§ TASK DETAILS:
Would you write out the entries below, every one of them, exactly?

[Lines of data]
= = = =

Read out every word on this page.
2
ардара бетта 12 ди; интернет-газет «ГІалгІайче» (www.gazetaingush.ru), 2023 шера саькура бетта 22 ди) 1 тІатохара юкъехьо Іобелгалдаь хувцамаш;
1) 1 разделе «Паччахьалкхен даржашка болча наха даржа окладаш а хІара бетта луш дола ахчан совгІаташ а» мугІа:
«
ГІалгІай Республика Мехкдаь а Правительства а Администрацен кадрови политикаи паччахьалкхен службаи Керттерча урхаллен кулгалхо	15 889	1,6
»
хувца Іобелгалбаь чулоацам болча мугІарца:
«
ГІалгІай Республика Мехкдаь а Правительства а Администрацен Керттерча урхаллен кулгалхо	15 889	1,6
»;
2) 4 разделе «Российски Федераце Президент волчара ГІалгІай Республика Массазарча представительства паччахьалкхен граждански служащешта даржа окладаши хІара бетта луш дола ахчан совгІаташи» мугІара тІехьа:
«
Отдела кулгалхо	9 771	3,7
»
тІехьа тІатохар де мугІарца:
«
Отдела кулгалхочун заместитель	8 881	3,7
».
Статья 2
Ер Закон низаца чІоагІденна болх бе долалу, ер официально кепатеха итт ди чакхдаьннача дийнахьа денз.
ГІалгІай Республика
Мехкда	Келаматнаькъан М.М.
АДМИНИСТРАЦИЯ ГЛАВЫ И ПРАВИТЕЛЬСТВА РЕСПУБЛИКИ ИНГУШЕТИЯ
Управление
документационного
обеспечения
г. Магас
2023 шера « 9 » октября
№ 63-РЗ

= = = =

§ TASK OUTPUT:
Read out every word on this page.
2
ардара бетта 12 ди; интернет-газет «ГІалгІайче» (www.gazetaingush.ru), 2023 шера саькура бетта 22 ди) 1 тІатохара юкъехьо Іобелгалдаь хувцамаш;
1) 1 разделе «Паччахьалкхен даржашка болча наха даржа окладаш а хІара бетта луш дола ахчан совгІаташ а» мугІа:
«
ГІалгІай Республика Мехкдаь а Правительства а Администрацен кадрови политикаи паччахьалкхен службаи Керттерча урхаллен кулгалхо	15 889	1,6
»
хувца Іобелгалбаь чулоацам болча мугІарца:
«
ГІалгІай Республика Мехкдаь а Правительства а Администрацен Керттерча урхаллен кулгалхо	15 889	1,6
»;
2) 4 разделе «Российски Федераце Президент волчара ГІалгІай Республика Массазарча представительства паччахьалкхен граждански служащешта даржа окладаши хІара бетта луш дола ахчан совгІаташи» мугІара тІехьа:
«
Отдела кулгалхо	9 771	3,7
»
тІехьа тІатохар де мугІарца:
«
Отдела кулгалхочун заместитель	8 881	3,7
».
Статья 2
Ер Закон низаца чІоагІденна болх бе долалу, ер официально кепатеха итт ди чакхдаьннача дийнахьа денз.
ГІалгІай Республика
Мехкда	Келаматнаькъан М.М.
АДМИНИСТРАЦИЯ ГЛАВЫ И ПРАВИТЕЛЬСТВА РЕСПУБЛИКИ ИНГУШЕТИЯ
Управление
документационного
обеспечения
г. Магас
2023 шера « 9 » октября
№ 63-РЗ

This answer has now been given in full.